Exercise objective » Write out the entries below once more, exactly, with the pictures left out.
________
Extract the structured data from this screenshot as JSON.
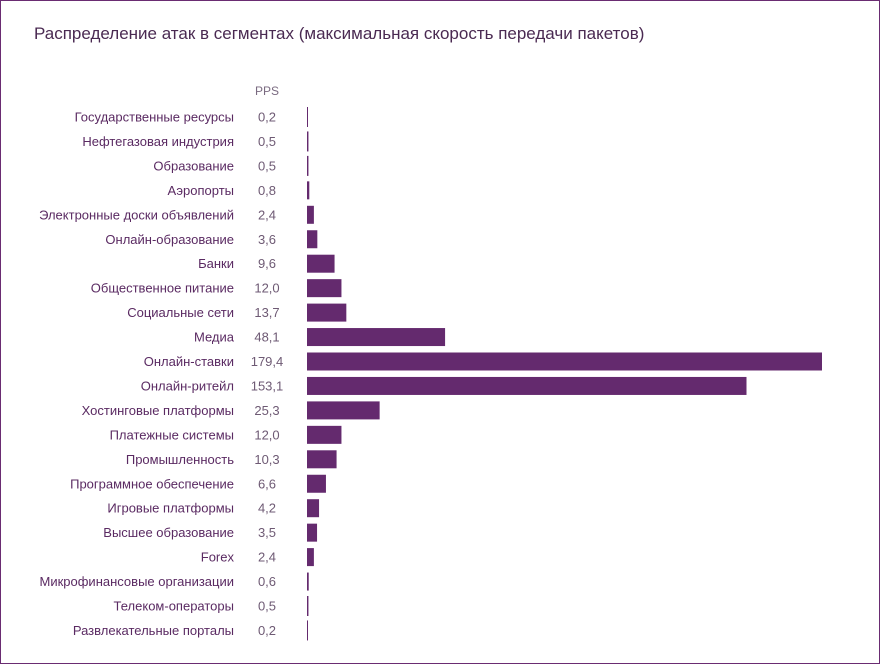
{
  "chart_data": {
    "type": "bar",
    "orientation": "horizontal",
    "title": "Распределение атак в сегментах (максимальная скорость передачи пакетов)",
    "unit": "PPS",
    "categories": [
      "Государственные ресурсы",
      "Нефтегазовая индустрия",
      "Образование",
      "Аэропорты",
      "Электронные доски объявлений",
      "Онлайн-образование",
      "Банки",
      "Общественное питание",
      "Социальные сети",
      "Медиа",
      "Онлайн-ставки",
      "Онлайн-ритейл",
      "Хостинговые платформы",
      "Платежные системы",
      "Промышленность",
      "Программное обеспечение",
      "Игровые платформы",
      "Высшее образование",
      "Forex",
      "Микрофинансовые организации",
      "Телеком-операторы",
      "Развлекательные порталы"
    ],
    "values": [
      0.2,
      0.5,
      0.5,
      0.8,
      2.4,
      3.6,
      9.6,
      12.0,
      13.7,
      48.1,
      179.4,
      153.1,
      25.3,
      12.0,
      10.3,
      6.6,
      4.2,
      3.5,
      2.4,
      0.6,
      0.5,
      0.2
    ],
    "value_labels": [
      "0,2",
      "0,5",
      "0,5",
      "0,8",
      "2,4",
      "3,6",
      "9,6",
      "12,0",
      "13,7",
      "48,1",
      "179,4",
      "153,1",
      "25,3",
      "12,0",
      "10,3",
      "6,6",
      "4,2",
      "3,5",
      "2,4",
      "0,6",
      "0,5",
      "0,2"
    ],
    "xlim": [
      0,
      179.4
    ],
    "bar_color": "#642a6e",
    "label_color": "#5a2a62",
    "frame_color": "#6a2c72",
    "grid": false
  }
}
________
In response »
Extract the structured data from this screenshot as JSON.
{
  "chart_data": {
    "type": "bar",
    "orientation": "horizontal",
    "title": "Распределение атак в сегментах (максимальная скорость передачи пакетов)",
    "unit": "PPS",
    "categories": [
      "Государственные ресурсы",
      "Нефтегазовая индустрия",
      "Образование",
      "Аэропорты",
      "Электронные доски объявлений",
      "Онлайн-образование",
      "Банки",
      "Общественное питание",
      "Социальные сети",
      "Медиа",
      "Онлайн-ставки",
      "Онлайн-ритейл",
      "Хостинговые платформы",
      "Платежные системы",
      "Промышленность",
      "Программное обеспечение",
      "Игровые платформы",
      "Высшее образование",
      "Forex",
      "Микрофинансовые организации",
      "Телеком-операторы",
      "Развлекательные порталы"
    ],
    "values": [
      0.2,
      0.5,
      0.5,
      0.8,
      2.4,
      3.6,
      9.6,
      12.0,
      13.7,
      48.1,
      179.4,
      153.1,
      25.3,
      12.0,
      10.3,
      6.6,
      4.2,
      3.5,
      2.4,
      0.6,
      0.5,
      0.2
    ],
    "value_labels": [
      "0,2",
      "0,5",
      "0,5",
      "0,8",
      "2,4",
      "3,6",
      "9,6",
      "12,0",
      "13,7",
      "48,1",
      "179,4",
      "153,1",
      "25,3",
      "12,0",
      "10,3",
      "6,6",
      "4,2",
      "3,5",
      "2,4",
      "0,6",
      "0,5",
      "0,2"
    ],
    "xlim": [
      0,
      179.4
    ],
    "bar_color": "#642a6e",
    "label_color": "#5a2a62",
    "frame_color": "#6a2c72",
    "grid": false
  }
}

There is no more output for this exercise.